DATA TO PROCESS
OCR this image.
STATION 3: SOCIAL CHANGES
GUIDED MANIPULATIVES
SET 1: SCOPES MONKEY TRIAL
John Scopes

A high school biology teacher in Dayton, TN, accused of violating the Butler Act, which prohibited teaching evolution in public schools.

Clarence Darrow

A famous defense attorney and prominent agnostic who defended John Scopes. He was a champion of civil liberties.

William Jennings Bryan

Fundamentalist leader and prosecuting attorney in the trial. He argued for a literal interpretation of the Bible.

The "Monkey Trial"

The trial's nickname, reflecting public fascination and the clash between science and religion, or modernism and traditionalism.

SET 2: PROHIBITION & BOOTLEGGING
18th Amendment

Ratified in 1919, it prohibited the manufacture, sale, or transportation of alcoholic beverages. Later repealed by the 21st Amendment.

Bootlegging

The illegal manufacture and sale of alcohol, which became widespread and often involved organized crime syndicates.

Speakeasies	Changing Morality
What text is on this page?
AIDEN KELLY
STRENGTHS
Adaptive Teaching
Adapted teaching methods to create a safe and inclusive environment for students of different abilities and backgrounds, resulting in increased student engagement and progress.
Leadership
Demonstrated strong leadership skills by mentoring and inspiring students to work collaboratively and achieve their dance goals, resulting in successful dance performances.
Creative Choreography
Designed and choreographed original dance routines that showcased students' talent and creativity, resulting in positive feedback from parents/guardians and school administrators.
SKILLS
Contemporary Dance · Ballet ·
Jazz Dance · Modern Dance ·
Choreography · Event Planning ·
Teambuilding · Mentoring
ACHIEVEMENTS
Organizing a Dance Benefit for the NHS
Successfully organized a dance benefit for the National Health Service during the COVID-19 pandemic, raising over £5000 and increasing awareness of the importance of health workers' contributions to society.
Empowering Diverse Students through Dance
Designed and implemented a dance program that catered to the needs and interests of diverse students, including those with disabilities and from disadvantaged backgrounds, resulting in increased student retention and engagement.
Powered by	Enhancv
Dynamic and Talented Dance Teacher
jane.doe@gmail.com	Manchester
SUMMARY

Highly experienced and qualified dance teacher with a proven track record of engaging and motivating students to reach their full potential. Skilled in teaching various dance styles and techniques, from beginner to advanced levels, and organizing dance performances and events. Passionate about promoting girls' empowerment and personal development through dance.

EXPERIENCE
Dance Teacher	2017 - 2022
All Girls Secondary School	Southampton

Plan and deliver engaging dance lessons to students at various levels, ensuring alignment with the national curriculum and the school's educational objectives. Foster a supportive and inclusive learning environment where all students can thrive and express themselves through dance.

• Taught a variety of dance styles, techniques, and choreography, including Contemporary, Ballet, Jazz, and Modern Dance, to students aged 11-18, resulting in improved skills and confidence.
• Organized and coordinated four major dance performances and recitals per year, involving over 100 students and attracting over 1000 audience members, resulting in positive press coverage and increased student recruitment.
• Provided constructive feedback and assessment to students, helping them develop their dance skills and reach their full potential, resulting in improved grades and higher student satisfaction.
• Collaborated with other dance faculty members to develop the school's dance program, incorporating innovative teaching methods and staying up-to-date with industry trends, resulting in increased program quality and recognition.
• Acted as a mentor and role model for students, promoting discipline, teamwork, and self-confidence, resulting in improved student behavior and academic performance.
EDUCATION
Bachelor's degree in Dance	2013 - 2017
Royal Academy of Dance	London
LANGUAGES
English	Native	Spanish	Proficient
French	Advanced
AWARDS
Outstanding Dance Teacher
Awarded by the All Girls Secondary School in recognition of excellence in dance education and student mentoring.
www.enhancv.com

TO DO
Restate the listing above word for word.

EXPECTED ANSWER
OCR this image.
STATION 3: SOCIAL CHANGES
GUIDED MANIPULATIVES
SET 1: SCOPES MONKEY TRIAL
John Scopes

A high school biology teacher in Dayton, TN, accused of violating the Butler Act, which prohibited teaching evolution in public schools.

Clarence Darrow

A famous defense attorney and prominent agnostic who defended John Scopes. He was a champion of civil liberties.

William Jennings Bryan

Fundamentalist leader and prosecuting attorney in the trial. He argued for a literal interpretation of the Bible.

The "Monkey Trial"

The trial's nickname, reflecting public fascination and the clash between science and religion, or modernism and traditionalism.

SET 2: PROHIBITION & BOOTLEGGING
18th Amendment

Ratified in 1919, it prohibited the manufacture, sale, or transportation of alcoholic beverages. Later repealed by the 21st Amendment.

Bootlegging

The illegal manufacture and sale of alcohol, which became widespread and often involved organized crime syndicates.

Speakeasies	Changing Morality
What text is on this page?
AIDEN KELLY
STRENGTHS
Adaptive Teaching
Adapted teaching methods to create a safe and inclusive environment for students of different abilities and backgrounds, resulting in increased student engagement and progress.
Leadership
Demonstrated strong leadership skills by mentoring and inspiring students to work collaboratively and achieve their dance goals, resulting in successful dance performances.
Creative Choreography
Designed and choreographed original dance routines that showcased students' talent and creativity, resulting in positive feedback from parents/guardians and school administrators.
SKILLS
Contemporary Dance · Ballet ·
Jazz Dance · Modern Dance ·
Choreography · Event Planning ·
Teambuilding · Mentoring
ACHIEVEMENTS
Organizing a Dance Benefit for the NHS
Successfully organized a dance benefit for the National Health Service during the COVID-19 pandemic, raising over £5000 and increasing awareness of the importance of health workers' contributions to society.
Empowering Diverse Students through Dance
Designed and implemented a dance program that catered to the needs and interests of diverse students, including those with disabilities and from disadvantaged backgrounds, resulting in increased student retention and engagement.
Powered by	Enhancv
Dynamic and Talented Dance Teacher
jane.doe@gmail.com	Manchester
SUMMARY

Highly experienced and qualified dance teacher with a proven track record of engaging and motivating students to reach their full potential. Skilled in teaching various dance styles and techniques, from beginner to advanced levels, and organizing dance performances and events. Passionate about promoting girls' empowerment and personal development through dance.

EXPERIENCE
Dance Teacher	2017 - 2022
All Girls Secondary School	Southampton

Plan and deliver engaging dance lessons to students at various levels, ensuring alignment with the national curriculum and the school's educational objectives. Foster a supportive and inclusive learning environment where all students can thrive and express themselves through dance.

• Taught a variety of dance styles, techniques, and choreography, including Contemporary, Ballet, Jazz, and Modern Dance, to students aged 11-18, resulting in improved skills and confidence.
• Organized and coordinated four major dance performances and recitals per year, involving over 100 students and attracting over 1000 audience members, resulting in positive press coverage and increased student recruitment.
• Provided constructive feedback and assessment to students, helping them develop their dance skills and reach their full potential, resulting in improved grades and higher student satisfaction.
• Collaborated with other dance faculty members to develop the school's dance program, incorporating innovative teaching methods and staying up-to-date with industry trends, resulting in increased program quality and recognition.
• Acted as a mentor and role model for students, promoting discipline, teamwork, and self-confidence, resulting in improved student behavior and academic performance.
EDUCATION
Bachelor's degree in Dance	2013 - 2017
Royal Academy of Dance	London
LANGUAGES
English	Native	Spanish	Proficient
French	Advanced
AWARDS
Outstanding Dance Teacher
Awarded by the All Girls Secondary School in recognition of excellence in dance education and student mentoring.
www.enhancv.com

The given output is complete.